** START **
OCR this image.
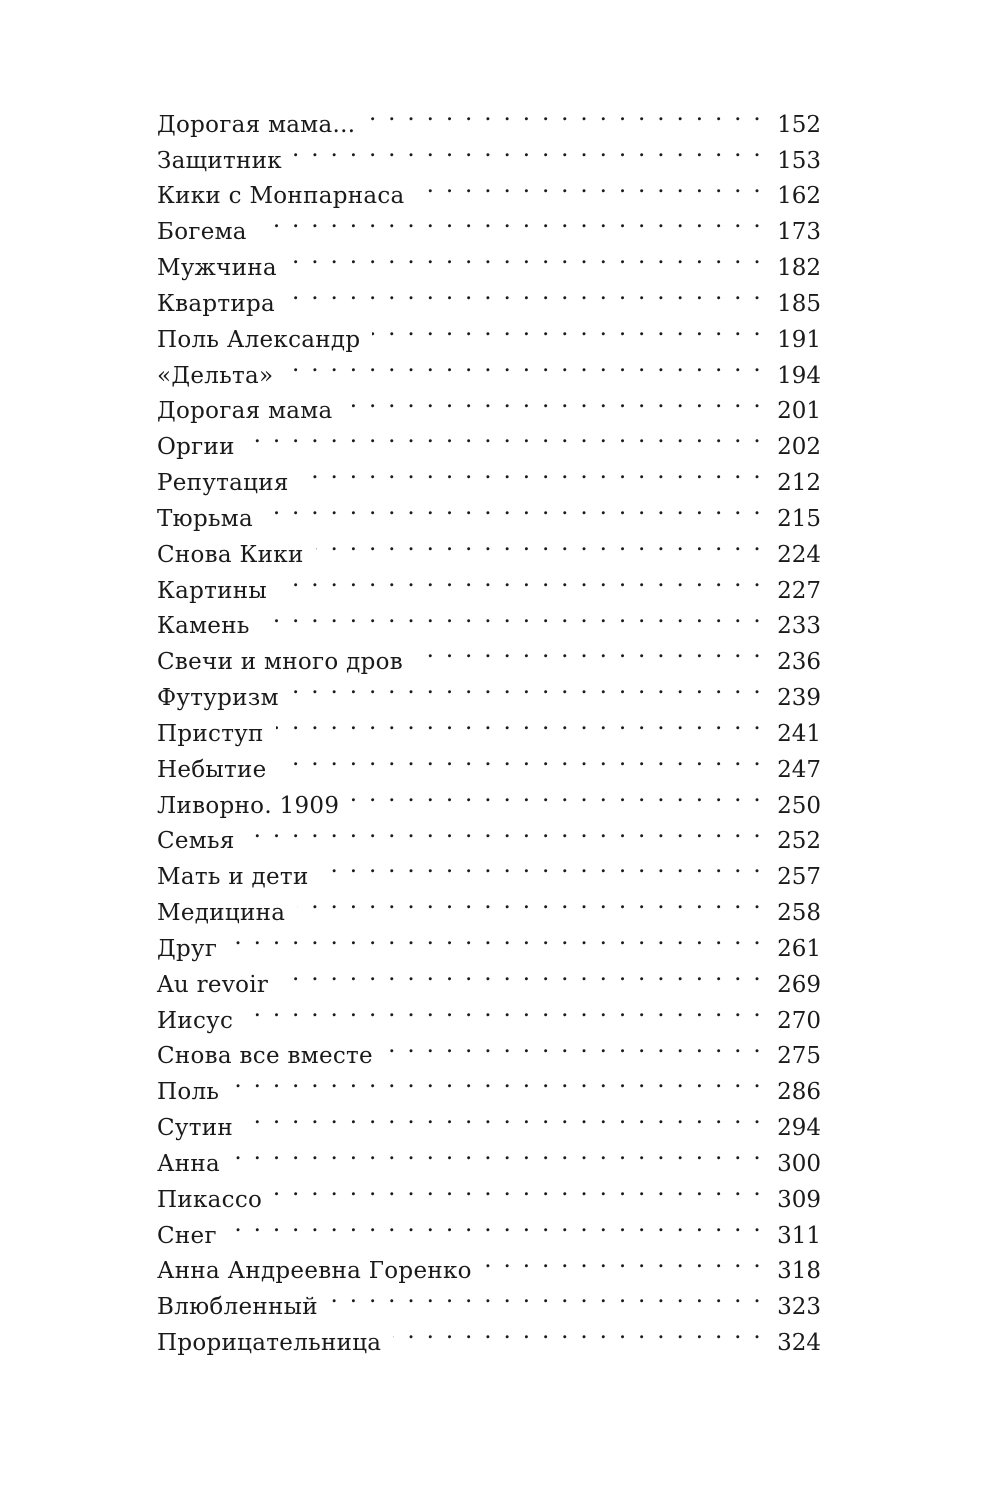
Дорогая мама... . . .	152
Защитник . . .	153
Кики с Монпарнаса . . .	162
Богема . . .	173
Мужчина . . .	182
Квартира . . .	185
Поль Александр . . .	191
«Дельта» . . .	194
Дорогая мама . . .	201
Оргии . . .	202
Репутация . . .	212
Тюрьма . . .	215
Снова Кики . . .	224
Картины . . .	227
Камень . . .	233
Свечи и много дров . . .	236
Футуризм . . .	239
Приступ . . .	241
Небытие . . .	247
Ливорно. 1909 . . .	250
Семья . . .	252
Мать и дети . . .	257
Медицина . . .	258
Друг . . .	261
Au revoir . . .	269
Иисус . . .	270
Снова все вместе . . .	275
Поль . . .	286
Сутин . . .	294
Анна . . .	300
Пикассо . . .	309
Снег . . .	311
Анна Андреевна Горенко . . .	318
Влюбленный . . .	323
Прорицательница . . .	324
** END **
Without the pictures, write out the whole listing above exactly as it appears.

→ **EXPECTED ANSWER**:
OCR this image.
Дорогая мама... . . .	152
Защитник . . .	153
Кики с Монпарнаса . . .	162
Богема . . .	173
Мужчина . . .	182
Квартира . . .	185
Поль Александр . . .	191
«Дельта» . . .	194
Дорогая мама . . .	201
Оргии . . .	202
Репутация . . .	212
Тюрьма . . .	215
Снова Кики . . .	224
Картины . . .	227
Камень . . .	233
Свечи и много дров . . .	236
Футуризм . . .	239
Приступ . . .	241
Небытие . . .	247
Ливорно. 1909 . . .	250
Семья . . .	252
Мать и дети . . .	257
Медицина . . .	258
Друг . . .	261
Au revoir . . .	269
Иисус . . .	270
Снова все вместе . . .	275
Поль . . .	286
Сутин . . .	294
Анна . . .	300
Пикассо . . .	309
Снег . . .	311
Анна Андреевна Горенко . . .	318
Влюбленный . . .	323
Прорицательница . . .	324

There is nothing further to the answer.